→ CHALLENGE: Print each line exactly as it is given.

━━━━━━━━━━

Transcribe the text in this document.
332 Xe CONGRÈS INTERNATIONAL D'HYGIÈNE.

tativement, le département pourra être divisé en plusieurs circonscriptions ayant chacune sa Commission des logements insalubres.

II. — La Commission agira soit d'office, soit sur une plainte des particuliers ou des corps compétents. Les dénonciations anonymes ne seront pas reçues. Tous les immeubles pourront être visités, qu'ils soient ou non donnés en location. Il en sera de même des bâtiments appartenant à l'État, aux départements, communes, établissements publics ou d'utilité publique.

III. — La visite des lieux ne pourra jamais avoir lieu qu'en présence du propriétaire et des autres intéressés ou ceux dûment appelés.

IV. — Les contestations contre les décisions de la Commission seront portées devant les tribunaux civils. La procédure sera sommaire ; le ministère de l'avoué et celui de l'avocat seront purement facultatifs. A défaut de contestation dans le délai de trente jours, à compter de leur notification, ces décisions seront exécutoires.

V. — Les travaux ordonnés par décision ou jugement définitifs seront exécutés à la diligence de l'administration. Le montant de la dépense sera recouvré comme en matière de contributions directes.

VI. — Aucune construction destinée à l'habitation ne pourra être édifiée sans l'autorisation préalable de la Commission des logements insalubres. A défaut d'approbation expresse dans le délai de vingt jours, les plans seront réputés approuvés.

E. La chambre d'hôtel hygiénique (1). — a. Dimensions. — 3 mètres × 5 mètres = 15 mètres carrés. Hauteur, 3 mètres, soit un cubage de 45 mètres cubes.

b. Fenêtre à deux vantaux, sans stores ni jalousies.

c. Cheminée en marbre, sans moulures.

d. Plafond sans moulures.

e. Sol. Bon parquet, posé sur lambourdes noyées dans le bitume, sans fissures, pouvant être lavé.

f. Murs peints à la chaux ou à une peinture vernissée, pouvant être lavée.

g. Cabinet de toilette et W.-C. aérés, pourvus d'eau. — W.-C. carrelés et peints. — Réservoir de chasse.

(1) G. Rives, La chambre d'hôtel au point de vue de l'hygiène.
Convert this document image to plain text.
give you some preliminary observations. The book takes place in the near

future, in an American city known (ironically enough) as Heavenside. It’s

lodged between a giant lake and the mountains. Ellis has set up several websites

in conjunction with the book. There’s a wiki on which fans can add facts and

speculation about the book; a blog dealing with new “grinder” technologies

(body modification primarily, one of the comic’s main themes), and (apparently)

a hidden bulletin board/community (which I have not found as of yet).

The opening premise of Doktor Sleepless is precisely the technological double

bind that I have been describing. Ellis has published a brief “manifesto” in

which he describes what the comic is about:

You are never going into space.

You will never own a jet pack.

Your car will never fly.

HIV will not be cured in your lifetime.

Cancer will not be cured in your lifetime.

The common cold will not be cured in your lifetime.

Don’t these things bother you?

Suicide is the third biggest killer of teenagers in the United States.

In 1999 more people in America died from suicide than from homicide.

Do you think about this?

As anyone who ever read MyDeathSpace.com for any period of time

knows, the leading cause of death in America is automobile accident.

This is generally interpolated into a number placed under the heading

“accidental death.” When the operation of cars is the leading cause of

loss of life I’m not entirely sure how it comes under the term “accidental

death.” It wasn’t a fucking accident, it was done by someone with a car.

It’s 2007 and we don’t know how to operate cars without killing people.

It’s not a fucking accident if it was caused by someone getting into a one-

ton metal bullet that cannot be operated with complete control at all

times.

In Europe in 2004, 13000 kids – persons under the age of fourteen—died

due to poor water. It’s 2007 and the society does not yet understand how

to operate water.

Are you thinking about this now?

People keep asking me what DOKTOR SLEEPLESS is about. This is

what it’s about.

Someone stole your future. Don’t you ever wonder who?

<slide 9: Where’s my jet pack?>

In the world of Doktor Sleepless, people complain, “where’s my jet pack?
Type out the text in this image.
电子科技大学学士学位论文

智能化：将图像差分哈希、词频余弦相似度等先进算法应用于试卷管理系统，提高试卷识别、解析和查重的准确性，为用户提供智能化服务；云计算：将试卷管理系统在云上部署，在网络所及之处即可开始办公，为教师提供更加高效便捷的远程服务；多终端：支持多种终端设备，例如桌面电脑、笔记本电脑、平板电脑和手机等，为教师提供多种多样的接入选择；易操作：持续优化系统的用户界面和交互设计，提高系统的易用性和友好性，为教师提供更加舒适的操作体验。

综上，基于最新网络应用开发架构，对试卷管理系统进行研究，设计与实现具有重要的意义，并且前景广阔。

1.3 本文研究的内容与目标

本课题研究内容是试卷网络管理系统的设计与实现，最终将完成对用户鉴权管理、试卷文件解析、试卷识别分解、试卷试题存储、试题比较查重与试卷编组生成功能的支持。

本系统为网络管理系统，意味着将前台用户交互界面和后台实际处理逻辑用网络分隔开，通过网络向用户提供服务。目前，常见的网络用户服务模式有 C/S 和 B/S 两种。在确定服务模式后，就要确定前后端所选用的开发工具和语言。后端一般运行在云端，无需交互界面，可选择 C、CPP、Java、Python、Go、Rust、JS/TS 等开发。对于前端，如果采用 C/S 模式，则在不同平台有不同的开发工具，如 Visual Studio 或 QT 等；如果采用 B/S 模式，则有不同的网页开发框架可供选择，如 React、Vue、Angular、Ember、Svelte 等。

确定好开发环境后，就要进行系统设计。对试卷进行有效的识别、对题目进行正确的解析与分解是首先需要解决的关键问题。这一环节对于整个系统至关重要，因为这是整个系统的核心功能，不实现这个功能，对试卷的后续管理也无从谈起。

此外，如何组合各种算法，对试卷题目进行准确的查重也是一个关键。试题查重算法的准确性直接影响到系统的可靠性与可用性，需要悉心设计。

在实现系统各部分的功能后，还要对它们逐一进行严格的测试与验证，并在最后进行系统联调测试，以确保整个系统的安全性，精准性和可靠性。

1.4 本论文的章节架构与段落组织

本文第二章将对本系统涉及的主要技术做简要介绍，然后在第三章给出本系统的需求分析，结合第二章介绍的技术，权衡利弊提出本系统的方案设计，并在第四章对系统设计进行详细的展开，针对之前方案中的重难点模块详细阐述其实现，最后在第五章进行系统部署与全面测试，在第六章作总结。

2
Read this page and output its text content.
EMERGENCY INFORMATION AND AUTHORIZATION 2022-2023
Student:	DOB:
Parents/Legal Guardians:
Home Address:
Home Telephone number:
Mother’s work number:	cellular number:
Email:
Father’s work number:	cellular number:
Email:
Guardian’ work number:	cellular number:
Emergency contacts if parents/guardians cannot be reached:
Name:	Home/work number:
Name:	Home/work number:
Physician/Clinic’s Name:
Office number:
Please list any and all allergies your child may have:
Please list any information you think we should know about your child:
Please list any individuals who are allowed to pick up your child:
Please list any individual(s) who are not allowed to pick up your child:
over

━━━━━━━━━━

→ SOLUTION TO THIS PROBLEM:
Transcribe the text in this document.
332 Xe CONGRÈS INTERNATIONAL D'HYGIÈNE.

tativement, le département pourra être divisé en plusieurs circonscriptions ayant chacune sa Commission des logements insalubres.

II. — La Commission agira soit d'office, soit sur une plainte des particuliers ou des corps compétents. Les dénonciations anonymes ne seront pas reçues. Tous les immeubles pourront être visités, qu'ils soient ou non donnés en location. Il en sera de même des bâtiments appartenant à l'État, aux départements, communes, établissements publics ou d'utilité publique.

III. — La visite des lieux ne pourra jamais avoir lieu qu'en présence du propriétaire et des autres intéressés ou ceux dûment appelés.

IV. — Les contestations contre les décisions de la Commission seront portées devant les tribunaux civils. La procédure sera sommaire ; le ministère de l'avoué et celui de l'avocat seront purement facultatifs. A défaut de contestation dans le délai de trente jours, à compter de leur notification, ces décisions seront exécutoires.

V. — Les travaux ordonnés par décision ou jugement définitifs seront exécutés à la diligence de l'administration. Le montant de la dépense sera recouvré comme en matière de contributions directes.

VI. — Aucune construction destinée à l'habitation ne pourra être édifiée sans l'autorisation préalable de la Commission des logements insalubres. A défaut d'approbation expresse dans le délai de vingt jours, les plans seront réputés approuvés.

E. La chambre d'hôtel hygiénique (1). — a. Dimensions. — 3 mètres × 5 mètres = 15 mètres carrés. Hauteur, 3 mètres, soit un cubage de 45 mètres cubes.

b. Fenêtre à deux vantaux, sans stores ni jalousies.

c. Cheminée en marbre, sans moulures.

d. Plafond sans moulures.

e. Sol. Bon parquet, posé sur lambourdes noyées dans le bitume, sans fissures, pouvant être lavé.

f. Murs peints à la chaux ou à une peinture vernissée, pouvant être lavée.

g. Cabinet de toilette et W.-C. aérés, pourvus d'eau. — W.-C. carrelés et peints. — Réservoir de chasse.

(1) G. Rives, La chambre d'hôtel au point de vue de l'hygiène.
Convert this document image to plain text.
give you some preliminary observations. The book takes place in the near

future, in an American city known (ironically enough) as Heavenside. It’s

lodged between a giant lake and the mountains. Ellis has set up several websites

in conjunction with the book. There’s a wiki on which fans can add facts and

speculation about the book; a blog dealing with new “grinder” technologies

(body modification primarily, one of the comic’s main themes), and (apparently)

a hidden bulletin board/community (which I have not found as of yet).

The opening premise of Doktor Sleepless is precisely the technological double

bind that I have been describing. Ellis has published a brief “manifesto” in

which he describes what the comic is about:

You are never going into space.

You will never own a jet pack.

Your car will never fly.

HIV will not be cured in your lifetime.

Cancer will not be cured in your lifetime.

The common cold will not be cured in your lifetime.

Don’t these things bother you?

Suicide is the third biggest killer of teenagers in the United States.

In 1999 more people in America died from suicide than from homicide.

Do you think about this?

As anyone who ever read MyDeathSpace.com for any period of time

knows, the leading cause of death in America is automobile accident.

This is generally interpolated into a number placed under the heading

“accidental death.” When the operation of cars is the leading cause of

loss of life I’m not entirely sure how it comes under the term “accidental

death.” It wasn’t a fucking accident, it was done by someone with a car.

It’s 2007 and we don’t know how to operate cars without killing people.

It’s not a fucking accident if it was caused by someone getting into a one-

ton metal bullet that cannot be operated with complete control at all

times.

In Europe in 2004, 13000 kids – persons under the age of fourteen—died

due to poor water. It’s 2007 and the society does not yet understand how

to operate water.

Are you thinking about this now?

People keep asking me what DOKTOR SLEEPLESS is about. This is

what it’s about.

Someone stole your future. Don’t you ever wonder who?

<slide 9: Where’s my jet pack?>

In the world of Doktor Sleepless, people complain, “where’s my jet pack?
Type out the text in this image.
电子科技大学学士学位论文

智能化：将图像差分哈希、词频余弦相似度等先进算法应用于试卷管理系统，提高试卷识别、解析和查重的准确性，为用户提供智能化服务；云计算：将试卷管理系统在云上部署，在网络所及之处即可开始办公，为教师提供更加高效便捷的远程服务；多终端：支持多种终端设备，例如桌面电脑、笔记本电脑、平板电脑和手机等，为教师提供多种多样的接入选择；易操作：持续优化系统的用户界面和交互设计，提高系统的易用性和友好性，为教师提供更加舒适的操作体验。

综上，基于最新网络应用开发架构，对试卷管理系统进行研究，设计与实现具有重要的意义，并且前景广阔。

1.3 本文研究的内容与目标

本课题研究内容是试卷网络管理系统的设计与实现，最终将完成对用户鉴权管理、试卷文件解析、试卷识别分解、试卷试题存储、试题比较查重与试卷编组生成功能的支持。

本系统为网络管理系统，意味着将前台用户交互界面和后台实际处理逻辑用网络分隔开，通过网络向用户提供服务。目前，常见的网络用户服务模式有 C/S 和 B/S 两种。在确定服务模式后，就要确定前后端所选用的开发工具和语言。后端一般运行在云端，无需交互界面，可选择 C、CPP、Java、Python、Go、Rust、JS/TS 等开发。对于前端，如果采用 C/S 模式，则在不同平台有不同的开发工具，如 Visual Studio 或 QT 等；如果采用 B/S 模式，则有不同的网页开发框架可供选择，如 React、Vue、Angular、Ember、Svelte 等。

确定好开发环境后，就要进行系统设计。对试卷进行有效的识别、对题目进行正确的解析与分解是首先需要解决的关键问题。这一环节对于整个系统至关重要，因为这是整个系统的核心功能，不实现这个功能，对试卷的后续管理也无从谈起。

此外，如何组合各种算法，对试卷题目进行准确的查重也是一个关键。试题查重算法的准确性直接影响到系统的可靠性与可用性，需要悉心设计。

在实现系统各部分的功能后，还要对它们逐一进行严格的测试与验证，并在最后进行系统联调测试，以确保整个系统的安全性，精准性和可靠性。

1.4 本论文的章节架构与段落组织

本文第二章将对本系统涉及的主要技术做简要介绍，然后在第三章给出本系统的需求分析，结合第二章介绍的技术，权衡利弊提出本系统的方案设计，并在第四章对系统设计进行详细的展开，针对之前方案中的重难点模块详细阐述其实现，最后在第五章进行系统部署与全面测试，在第六章作总结。

2
Read this page and output its text content.
EMERGENCY INFORMATION AND AUTHORIZATION 2022-2023
Student:	DOB:
Parents/Legal Guardians:
Home Address:
Home Telephone number:
Mother’s work number:	cellular number:
Email:
Father’s work number:	cellular number:
Email:
Guardian’ work number:	cellular number:
Emergency contacts if parents/guardians cannot be reached:
Name:	Home/work number:
Name:	Home/work number:
Physician/Clinic’s Name:
Office number:
Please list any and all allergies your child may have:
Please list any information you think we should know about your child:
Please list any individuals who are allowed to pick up your child:
Please list any individual(s) who are not allowed to pick up your child:
over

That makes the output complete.